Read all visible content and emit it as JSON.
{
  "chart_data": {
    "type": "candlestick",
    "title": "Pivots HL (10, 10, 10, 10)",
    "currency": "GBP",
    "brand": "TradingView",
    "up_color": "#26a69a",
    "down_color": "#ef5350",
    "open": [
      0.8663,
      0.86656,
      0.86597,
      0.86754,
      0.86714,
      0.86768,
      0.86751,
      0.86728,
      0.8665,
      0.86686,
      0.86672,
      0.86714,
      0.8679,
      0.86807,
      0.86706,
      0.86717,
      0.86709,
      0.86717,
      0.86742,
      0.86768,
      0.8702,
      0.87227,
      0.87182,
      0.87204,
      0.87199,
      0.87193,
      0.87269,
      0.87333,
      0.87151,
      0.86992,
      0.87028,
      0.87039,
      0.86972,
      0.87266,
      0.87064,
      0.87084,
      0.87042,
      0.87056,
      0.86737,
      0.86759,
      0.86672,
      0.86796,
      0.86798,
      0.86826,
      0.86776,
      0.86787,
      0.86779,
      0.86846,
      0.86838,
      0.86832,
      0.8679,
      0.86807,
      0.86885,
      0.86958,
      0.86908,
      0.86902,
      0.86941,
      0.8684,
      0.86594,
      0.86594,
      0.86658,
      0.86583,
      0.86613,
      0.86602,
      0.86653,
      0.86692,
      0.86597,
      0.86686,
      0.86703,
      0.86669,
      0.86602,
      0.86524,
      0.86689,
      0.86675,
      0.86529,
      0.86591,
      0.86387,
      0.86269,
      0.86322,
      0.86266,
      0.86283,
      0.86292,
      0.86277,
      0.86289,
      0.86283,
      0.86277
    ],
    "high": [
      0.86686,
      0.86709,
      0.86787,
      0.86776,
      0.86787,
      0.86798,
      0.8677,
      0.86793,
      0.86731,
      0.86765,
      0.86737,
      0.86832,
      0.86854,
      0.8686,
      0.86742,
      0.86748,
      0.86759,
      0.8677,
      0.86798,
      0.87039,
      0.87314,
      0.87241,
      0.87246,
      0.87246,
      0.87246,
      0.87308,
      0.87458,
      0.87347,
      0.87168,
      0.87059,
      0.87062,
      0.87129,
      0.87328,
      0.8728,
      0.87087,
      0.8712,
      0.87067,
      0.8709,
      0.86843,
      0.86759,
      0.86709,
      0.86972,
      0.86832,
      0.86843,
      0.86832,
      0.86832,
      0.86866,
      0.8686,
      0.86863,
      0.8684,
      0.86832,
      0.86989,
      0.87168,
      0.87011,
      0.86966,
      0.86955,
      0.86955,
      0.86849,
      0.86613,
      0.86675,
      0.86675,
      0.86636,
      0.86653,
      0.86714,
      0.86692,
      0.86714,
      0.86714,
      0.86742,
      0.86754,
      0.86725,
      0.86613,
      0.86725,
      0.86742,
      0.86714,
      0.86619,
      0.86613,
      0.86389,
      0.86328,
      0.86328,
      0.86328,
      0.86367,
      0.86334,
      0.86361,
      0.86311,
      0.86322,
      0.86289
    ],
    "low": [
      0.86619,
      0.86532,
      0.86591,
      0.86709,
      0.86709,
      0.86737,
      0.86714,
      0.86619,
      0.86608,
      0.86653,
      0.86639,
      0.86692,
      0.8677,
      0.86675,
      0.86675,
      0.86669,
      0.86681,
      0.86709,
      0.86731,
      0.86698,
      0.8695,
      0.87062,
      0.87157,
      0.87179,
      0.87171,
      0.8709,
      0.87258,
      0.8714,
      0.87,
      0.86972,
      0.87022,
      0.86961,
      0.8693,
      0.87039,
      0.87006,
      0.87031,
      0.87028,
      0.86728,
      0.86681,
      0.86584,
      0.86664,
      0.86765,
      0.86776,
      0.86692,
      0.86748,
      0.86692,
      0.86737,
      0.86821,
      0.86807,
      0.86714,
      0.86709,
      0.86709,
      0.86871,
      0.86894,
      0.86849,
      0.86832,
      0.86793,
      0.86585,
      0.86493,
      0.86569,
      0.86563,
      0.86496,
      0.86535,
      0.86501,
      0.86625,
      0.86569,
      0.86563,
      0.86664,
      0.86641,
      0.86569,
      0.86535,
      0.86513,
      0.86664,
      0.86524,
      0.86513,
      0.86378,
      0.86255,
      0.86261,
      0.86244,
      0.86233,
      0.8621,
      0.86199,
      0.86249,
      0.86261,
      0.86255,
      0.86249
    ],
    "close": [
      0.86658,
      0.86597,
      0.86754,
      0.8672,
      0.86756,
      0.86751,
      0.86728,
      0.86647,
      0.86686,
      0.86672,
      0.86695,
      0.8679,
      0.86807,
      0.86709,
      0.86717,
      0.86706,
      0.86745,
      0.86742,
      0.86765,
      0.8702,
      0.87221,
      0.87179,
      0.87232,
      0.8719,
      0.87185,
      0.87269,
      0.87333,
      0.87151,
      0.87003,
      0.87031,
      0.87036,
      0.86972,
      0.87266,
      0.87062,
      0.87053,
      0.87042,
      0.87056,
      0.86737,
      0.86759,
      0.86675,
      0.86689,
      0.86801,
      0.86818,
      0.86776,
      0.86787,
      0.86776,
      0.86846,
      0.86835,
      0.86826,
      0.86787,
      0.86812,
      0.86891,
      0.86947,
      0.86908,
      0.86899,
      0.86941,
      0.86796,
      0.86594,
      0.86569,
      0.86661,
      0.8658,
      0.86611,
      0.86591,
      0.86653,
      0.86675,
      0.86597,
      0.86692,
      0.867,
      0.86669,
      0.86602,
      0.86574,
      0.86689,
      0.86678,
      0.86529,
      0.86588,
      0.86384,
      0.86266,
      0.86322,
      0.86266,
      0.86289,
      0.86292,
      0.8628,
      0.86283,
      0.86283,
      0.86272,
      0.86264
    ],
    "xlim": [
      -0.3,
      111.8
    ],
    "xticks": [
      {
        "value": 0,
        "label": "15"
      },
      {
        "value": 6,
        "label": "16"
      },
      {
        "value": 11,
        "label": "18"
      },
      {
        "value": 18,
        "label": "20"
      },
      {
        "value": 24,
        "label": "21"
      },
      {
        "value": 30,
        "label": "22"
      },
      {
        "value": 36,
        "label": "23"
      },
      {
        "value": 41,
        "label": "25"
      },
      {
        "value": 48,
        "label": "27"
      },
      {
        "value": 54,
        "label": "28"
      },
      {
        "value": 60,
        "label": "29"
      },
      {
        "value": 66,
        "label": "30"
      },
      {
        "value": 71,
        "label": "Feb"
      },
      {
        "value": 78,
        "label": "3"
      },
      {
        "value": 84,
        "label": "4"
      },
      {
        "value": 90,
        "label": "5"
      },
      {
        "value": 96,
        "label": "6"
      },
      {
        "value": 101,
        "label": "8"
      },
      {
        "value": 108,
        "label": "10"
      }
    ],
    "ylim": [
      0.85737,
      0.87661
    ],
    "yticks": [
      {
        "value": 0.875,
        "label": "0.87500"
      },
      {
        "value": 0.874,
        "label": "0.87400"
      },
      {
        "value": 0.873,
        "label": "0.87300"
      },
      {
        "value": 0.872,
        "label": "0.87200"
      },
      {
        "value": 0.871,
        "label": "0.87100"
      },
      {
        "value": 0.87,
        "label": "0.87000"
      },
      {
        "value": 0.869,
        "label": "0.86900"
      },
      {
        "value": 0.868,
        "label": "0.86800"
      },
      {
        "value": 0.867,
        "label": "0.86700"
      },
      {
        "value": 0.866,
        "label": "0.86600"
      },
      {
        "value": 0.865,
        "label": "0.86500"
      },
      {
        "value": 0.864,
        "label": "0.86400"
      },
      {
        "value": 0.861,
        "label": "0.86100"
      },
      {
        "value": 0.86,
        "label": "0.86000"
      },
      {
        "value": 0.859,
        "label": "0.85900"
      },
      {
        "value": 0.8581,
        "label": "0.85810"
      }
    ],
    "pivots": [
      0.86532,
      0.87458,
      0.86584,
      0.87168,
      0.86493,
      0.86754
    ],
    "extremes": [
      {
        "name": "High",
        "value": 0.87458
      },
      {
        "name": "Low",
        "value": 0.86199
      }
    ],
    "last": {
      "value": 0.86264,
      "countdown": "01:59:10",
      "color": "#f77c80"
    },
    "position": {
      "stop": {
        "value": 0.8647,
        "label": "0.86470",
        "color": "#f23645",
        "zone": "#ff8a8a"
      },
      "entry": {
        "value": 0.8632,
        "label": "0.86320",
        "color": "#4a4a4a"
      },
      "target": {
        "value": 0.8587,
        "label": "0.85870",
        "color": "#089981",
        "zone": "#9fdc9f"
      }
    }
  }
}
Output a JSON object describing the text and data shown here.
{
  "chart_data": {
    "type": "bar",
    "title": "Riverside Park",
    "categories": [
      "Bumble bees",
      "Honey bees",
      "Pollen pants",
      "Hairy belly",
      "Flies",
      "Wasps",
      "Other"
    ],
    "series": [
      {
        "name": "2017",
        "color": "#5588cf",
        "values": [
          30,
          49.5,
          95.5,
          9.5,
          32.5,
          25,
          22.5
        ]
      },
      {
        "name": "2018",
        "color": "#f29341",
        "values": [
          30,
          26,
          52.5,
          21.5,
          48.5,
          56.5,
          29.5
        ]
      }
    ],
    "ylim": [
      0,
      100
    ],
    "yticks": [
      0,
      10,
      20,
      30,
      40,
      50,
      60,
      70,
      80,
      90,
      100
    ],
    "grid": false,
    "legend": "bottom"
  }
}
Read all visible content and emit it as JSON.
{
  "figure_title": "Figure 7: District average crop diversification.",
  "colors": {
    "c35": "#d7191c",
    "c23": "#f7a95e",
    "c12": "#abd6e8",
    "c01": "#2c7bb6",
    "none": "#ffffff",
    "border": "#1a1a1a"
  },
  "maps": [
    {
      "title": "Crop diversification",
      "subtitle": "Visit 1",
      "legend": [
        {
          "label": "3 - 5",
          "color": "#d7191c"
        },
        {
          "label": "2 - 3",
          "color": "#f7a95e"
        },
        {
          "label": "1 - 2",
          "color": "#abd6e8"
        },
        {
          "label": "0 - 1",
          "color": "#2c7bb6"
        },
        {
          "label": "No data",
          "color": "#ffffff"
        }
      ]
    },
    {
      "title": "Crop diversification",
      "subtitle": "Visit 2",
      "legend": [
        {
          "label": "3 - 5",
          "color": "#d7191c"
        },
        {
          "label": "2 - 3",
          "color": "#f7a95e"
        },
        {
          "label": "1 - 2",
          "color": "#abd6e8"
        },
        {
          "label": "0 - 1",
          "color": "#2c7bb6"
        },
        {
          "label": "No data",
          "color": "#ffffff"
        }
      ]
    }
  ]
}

+ + + +

**The exercise:** Could you quote, exactly as they appear, the line containing "Output a JSON" and every line after it to the end of the records above?

**Exercise response:**
Output a JSON object describing the text and data shown here.
{
  "chart_data": {
    "type": "bar",
    "title": "Riverside Park",
    "categories": [
      "Bumble bees",
      "Honey bees",
      "Pollen pants",
      "Hairy belly",
      "Flies",
      "Wasps",
      "Other"
    ],
    "series": [
      {
        "name": "2017",
        "color": "#5588cf",
        "values": [
          30,
          49.5,
          95.5,
          9.5,
          32.5,
          25,
          22.5
        ]
      },
      {
        "name": "2018",
        "color": "#f29341",
        "values": [
          30,
          26,
          52.5,
          21.5,
          48.5,
          56.5,
          29.5
        ]
      }
    ],
    "ylim": [
      0,
      100
    ],
    "yticks": [
      0,
      10,
      20,
      30,
      40,
      50,
      60,
      70,
      80,
      90,
      100
    ],
    "grid": false,
    "legend": "bottom"
  }
}
Read all visible content and emit it as JSON.
{
  "figure_title": "Figure 7: District average crop diversification.",
  "colors": {
    "c35": "#d7191c",
    "c23": "#f7a95e",
    "c12": "#abd6e8",
    "c01": "#2c7bb6",
    "none": "#ffffff",
    "border": "#1a1a1a"
  },
  "maps": [
    {
      "title": "Crop diversification",
      "subtitle": "Visit 1",
      "legend": [
        {
          "label": "3 - 5",
          "color": "#d7191c"
        },
        {
          "label": "2 - 3",
          "color": "#f7a95e"
        },
        {
          "label": "1 - 2",
          "color": "#abd6e8"
        },
        {
          "label": "0 - 1",
          "color": "#2c7bb6"
        },
        {
          "label": "No data",
          "color": "#ffffff"
        }
      ]
    },
    {
      "title": "Crop diversification",
      "subtitle": "Visit 2",
      "legend": [
        {
          "label": "3 - 5",
          "color": "#d7191c"
        },
        {
          "label": "2 - 3",
          "color": "#f7a95e"
        },
        {
          "label": "1 - 2",
          "color": "#abd6e8"
        },
        {
          "label": "0 - 1",
          "color": "#2c7bb6"
        },
        {
          "label": "No data",
          "color": "#ffffff"
        }
      ]
    }
  ]
}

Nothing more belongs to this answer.